── Excerpted passage ──
One side of each of the monoliths is polished such that we might see our own reflections, project our own psyches on to it.
If the mirrored surface once again confronts us with our mortal human condition, does it not also raise the question of our futures in an abstraction hinting at data processing by a collective artificial intelligence in the making? (...)
Portraits
(...) The base of a washing machine includes, like a foundation, a concrete block stabilizing the machine when the centrifugal force of its rotation is too strong. It’s this astonishingly anthropomorphic, geometric form that Gilles chose to reproduce, again in marble, during his residency at the Marbrerie Anastay. What’s perhaps most notable is the fact that the artist chose not to preserve the original position of the reproduced geometric form (lying on the ground), instead he chose to place it upright, on a cinderblock and marble base, thus creating an unexpected face. (...)
Copacabana Black Horse
(...) Let’s not forget the third and final piece: an artist’s book published in ten copies, entitled Copacabana Black Horse. It compiles different names of rocks (granites and quartzites), used at the marble company. Arranged in simple alphabetical order, Gilles has the names descend, one by one, down the page, as if it were a flip book in which the names of rocks eventually return to the ground. Among my favorites are: Artic Rainbow, Bel Horizon, Blue Eyes, Colonial White, Paradisio Classique…Thus the names of rocks are written, rocks which always bring us back to the writing of our individual and collective histories.
— From Deux poids, deux mesures (two weights, two measures), by Léo Marin, April 2022
Gilles Pourtier, Deux poids deux mesures, marbrerie Anastay I résidence Voyons Voir
Notes and references by the artists (a selection)
───
── Source data ──
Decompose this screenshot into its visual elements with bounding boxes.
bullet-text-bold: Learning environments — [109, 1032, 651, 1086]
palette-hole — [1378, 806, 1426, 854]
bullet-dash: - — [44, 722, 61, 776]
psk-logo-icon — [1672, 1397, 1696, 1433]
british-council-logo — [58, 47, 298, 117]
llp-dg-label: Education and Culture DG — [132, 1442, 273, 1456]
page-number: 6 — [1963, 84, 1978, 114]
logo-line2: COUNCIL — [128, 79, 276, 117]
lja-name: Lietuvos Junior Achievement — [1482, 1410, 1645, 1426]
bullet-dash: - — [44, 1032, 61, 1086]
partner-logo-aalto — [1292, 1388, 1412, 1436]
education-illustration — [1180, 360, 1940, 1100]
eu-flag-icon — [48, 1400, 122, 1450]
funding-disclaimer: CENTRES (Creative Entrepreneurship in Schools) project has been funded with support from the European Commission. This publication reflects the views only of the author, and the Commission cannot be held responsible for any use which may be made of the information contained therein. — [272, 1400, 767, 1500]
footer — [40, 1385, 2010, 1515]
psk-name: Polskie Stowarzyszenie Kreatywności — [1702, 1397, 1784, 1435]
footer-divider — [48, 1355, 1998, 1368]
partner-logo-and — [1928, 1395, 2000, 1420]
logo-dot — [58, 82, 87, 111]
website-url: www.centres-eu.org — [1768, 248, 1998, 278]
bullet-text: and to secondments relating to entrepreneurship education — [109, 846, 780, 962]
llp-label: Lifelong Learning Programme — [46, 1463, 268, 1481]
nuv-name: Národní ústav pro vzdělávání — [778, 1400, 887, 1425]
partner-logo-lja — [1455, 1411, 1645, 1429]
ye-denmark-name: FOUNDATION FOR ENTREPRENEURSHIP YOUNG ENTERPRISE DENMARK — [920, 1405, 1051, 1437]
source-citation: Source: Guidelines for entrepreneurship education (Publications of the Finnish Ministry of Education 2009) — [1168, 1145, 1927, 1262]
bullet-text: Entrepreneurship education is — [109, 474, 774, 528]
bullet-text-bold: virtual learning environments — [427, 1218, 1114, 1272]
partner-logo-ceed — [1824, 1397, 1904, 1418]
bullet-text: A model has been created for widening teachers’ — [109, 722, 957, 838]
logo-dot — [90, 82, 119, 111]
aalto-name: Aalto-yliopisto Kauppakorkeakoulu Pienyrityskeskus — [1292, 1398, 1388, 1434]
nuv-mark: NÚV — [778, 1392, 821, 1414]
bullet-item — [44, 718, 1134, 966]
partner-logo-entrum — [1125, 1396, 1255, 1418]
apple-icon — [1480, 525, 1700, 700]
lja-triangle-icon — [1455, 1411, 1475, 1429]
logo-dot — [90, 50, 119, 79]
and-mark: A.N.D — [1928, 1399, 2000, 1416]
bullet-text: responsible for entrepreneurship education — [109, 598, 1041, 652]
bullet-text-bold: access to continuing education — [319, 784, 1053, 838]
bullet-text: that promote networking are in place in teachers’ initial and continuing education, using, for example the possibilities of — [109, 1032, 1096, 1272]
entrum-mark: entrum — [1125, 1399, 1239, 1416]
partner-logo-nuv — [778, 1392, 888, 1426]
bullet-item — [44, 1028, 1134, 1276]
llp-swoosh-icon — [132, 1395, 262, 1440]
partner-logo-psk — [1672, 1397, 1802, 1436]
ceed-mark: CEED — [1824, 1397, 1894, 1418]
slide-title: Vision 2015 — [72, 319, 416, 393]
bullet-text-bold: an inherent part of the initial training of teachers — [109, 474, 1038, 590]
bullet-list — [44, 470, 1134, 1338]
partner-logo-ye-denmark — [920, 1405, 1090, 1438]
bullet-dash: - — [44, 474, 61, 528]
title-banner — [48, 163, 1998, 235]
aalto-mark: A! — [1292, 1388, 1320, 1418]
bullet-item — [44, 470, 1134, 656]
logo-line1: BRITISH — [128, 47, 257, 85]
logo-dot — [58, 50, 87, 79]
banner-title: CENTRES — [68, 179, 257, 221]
───
Exercise aim — Continue the excerpted essay on Gilles Pourtier's marble works from its last line.

Answer to this exercise —
“Weight is a value for me, not that it is any more compelling than lightness, but I simply know more about weight than lightness and therefore I have more to say about it, more to say about the balancing of weight, the diminishing of weight, the addition and subtraction of weight, the concentration of weight, the rigging of weight, the propping of weight, the placement of weight, the locking of weight, the psychological effects of weight, the disorientation of weight, the disequilibrium of weight, the rotation of weight, the movement of weight, the directionality of weight, the shape of weight. I have more to say about the perpetual and meticulous adjustments of weight, more to say about the pleasure derived from the exactitude of the laws of gravity. I have more to say about the processing of the weight of steel, more to say about the forge, the rolling mill, and the open hearth. It’s hard to convey ideas of weight from the objects of everyday life for the task would be infinite; there is an imponderable vastness to weight.”
Writings/Interviews
Richard Serra
University of Chicago Press, 1994
p.184
Quiet as a rock.
How do we still stay quiet as a rock?
The long horizon line of the Vercors blocked my childhood awakenings so many mornings.
The mineral world sometimes eludes us, though it’s surrounded us for so long—man’s first home and final resting place. I considered our bodies inscribed in stone, starting from classical sculpture to the daily twists and turns of laundry.